List every line in this data where the string "title" occurs.

— start of Information shown —

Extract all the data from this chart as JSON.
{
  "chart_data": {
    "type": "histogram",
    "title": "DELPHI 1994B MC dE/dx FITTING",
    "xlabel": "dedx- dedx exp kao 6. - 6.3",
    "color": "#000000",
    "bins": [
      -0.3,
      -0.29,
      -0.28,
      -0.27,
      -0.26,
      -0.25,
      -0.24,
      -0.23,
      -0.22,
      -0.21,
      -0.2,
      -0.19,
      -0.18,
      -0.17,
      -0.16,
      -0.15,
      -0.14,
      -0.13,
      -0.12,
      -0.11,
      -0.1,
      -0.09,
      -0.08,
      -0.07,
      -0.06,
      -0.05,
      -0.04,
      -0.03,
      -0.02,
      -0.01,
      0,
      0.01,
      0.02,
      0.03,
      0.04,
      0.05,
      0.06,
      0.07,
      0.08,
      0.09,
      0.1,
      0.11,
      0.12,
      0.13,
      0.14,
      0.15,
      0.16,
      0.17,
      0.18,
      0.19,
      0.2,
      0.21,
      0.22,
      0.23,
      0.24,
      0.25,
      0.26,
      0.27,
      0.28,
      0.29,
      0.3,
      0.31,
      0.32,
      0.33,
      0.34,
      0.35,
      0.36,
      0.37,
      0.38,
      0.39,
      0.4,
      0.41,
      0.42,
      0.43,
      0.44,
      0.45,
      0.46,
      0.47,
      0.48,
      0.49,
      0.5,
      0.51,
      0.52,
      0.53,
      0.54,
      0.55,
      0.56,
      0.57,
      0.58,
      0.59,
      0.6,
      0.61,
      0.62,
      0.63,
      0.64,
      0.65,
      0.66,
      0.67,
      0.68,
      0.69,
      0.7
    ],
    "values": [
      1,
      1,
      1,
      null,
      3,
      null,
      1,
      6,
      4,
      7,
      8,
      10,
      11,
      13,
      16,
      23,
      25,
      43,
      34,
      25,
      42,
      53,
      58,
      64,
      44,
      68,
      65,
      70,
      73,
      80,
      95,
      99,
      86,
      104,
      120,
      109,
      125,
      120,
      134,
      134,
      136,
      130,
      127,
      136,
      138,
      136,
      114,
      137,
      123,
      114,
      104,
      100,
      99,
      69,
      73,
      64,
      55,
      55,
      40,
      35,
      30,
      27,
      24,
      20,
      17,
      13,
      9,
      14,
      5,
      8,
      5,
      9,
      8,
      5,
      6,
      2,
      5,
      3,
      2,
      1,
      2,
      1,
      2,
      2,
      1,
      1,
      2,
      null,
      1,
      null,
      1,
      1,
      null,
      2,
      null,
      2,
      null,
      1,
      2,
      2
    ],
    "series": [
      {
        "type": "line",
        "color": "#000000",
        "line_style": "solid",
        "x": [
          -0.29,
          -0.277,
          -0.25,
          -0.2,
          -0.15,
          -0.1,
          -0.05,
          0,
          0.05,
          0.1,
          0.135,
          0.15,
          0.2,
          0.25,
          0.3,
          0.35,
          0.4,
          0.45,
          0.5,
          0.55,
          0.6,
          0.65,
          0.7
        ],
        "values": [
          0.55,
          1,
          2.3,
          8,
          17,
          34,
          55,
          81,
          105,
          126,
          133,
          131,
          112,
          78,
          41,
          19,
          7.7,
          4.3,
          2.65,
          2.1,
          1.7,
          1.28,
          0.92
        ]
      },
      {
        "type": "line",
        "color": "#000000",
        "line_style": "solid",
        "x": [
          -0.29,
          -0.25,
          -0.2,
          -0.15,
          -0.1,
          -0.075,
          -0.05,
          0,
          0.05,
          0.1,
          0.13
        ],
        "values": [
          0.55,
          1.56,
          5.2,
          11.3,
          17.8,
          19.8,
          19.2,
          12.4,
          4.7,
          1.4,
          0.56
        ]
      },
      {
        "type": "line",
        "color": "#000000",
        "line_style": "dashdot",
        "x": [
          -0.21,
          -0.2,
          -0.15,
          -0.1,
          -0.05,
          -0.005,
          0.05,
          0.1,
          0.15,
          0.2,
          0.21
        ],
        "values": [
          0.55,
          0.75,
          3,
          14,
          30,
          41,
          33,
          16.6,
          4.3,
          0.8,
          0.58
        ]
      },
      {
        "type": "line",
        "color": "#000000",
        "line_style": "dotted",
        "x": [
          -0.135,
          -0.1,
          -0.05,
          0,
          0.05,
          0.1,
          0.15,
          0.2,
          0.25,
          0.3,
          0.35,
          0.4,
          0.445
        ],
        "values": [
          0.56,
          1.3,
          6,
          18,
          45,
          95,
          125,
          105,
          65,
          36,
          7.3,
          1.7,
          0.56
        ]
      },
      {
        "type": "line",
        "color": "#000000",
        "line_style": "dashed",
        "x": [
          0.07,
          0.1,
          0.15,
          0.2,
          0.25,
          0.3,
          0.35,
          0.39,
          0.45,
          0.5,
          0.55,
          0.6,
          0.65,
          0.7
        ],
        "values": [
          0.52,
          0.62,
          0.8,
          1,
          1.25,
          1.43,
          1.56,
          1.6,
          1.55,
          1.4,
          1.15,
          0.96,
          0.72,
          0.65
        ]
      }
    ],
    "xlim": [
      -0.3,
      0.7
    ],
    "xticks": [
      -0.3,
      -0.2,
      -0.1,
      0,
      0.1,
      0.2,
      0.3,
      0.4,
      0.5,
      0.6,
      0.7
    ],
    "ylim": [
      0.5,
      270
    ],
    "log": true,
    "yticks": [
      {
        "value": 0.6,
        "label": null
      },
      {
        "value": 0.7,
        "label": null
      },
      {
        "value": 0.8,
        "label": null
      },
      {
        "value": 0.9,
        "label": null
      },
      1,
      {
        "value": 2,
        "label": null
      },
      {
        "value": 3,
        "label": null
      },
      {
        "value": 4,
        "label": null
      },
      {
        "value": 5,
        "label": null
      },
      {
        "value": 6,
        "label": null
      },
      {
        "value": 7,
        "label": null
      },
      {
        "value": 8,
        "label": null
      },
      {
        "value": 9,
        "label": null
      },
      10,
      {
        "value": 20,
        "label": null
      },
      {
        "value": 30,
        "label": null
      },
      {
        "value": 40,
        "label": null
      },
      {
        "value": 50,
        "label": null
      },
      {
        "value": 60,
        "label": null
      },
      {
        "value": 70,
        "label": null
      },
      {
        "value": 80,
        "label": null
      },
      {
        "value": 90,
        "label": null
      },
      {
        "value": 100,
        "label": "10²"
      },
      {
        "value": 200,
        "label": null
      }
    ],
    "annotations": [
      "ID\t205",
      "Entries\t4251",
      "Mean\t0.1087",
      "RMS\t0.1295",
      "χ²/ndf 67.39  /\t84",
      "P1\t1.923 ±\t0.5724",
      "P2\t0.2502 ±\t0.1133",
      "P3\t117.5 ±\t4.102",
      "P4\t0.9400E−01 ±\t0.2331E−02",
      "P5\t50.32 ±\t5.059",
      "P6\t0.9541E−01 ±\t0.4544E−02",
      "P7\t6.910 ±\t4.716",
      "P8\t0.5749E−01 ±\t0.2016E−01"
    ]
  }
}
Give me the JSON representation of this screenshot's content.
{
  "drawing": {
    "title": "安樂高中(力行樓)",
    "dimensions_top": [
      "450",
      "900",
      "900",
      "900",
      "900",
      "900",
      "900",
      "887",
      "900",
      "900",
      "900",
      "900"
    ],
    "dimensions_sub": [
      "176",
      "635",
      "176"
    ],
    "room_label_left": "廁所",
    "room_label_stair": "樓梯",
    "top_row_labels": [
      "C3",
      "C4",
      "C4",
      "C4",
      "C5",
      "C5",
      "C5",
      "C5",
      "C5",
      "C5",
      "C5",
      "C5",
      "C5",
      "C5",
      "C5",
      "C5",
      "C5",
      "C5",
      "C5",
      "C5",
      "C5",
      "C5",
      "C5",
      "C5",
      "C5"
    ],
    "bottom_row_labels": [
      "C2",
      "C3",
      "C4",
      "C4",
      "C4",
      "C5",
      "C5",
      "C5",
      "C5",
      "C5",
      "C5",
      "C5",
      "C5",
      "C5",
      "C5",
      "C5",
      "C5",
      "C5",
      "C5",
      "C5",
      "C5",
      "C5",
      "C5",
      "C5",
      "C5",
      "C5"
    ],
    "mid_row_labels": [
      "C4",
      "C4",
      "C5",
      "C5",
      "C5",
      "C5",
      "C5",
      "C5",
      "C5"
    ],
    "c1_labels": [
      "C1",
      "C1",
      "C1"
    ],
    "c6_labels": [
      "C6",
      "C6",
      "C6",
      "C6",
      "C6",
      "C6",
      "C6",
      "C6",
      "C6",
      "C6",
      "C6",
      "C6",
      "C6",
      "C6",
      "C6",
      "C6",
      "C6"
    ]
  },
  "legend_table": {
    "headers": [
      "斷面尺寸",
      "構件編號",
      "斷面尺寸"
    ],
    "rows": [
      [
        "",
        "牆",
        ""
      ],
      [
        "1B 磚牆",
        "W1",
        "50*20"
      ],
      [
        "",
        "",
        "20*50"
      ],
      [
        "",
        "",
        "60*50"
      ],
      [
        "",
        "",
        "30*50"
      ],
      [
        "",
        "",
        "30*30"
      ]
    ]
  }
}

— end of Information shown —

**Solved exercise:**
    "title": "DELPHI 1994B MC dE/dx FITTING",
    "title": "安樂高中(力行樓)",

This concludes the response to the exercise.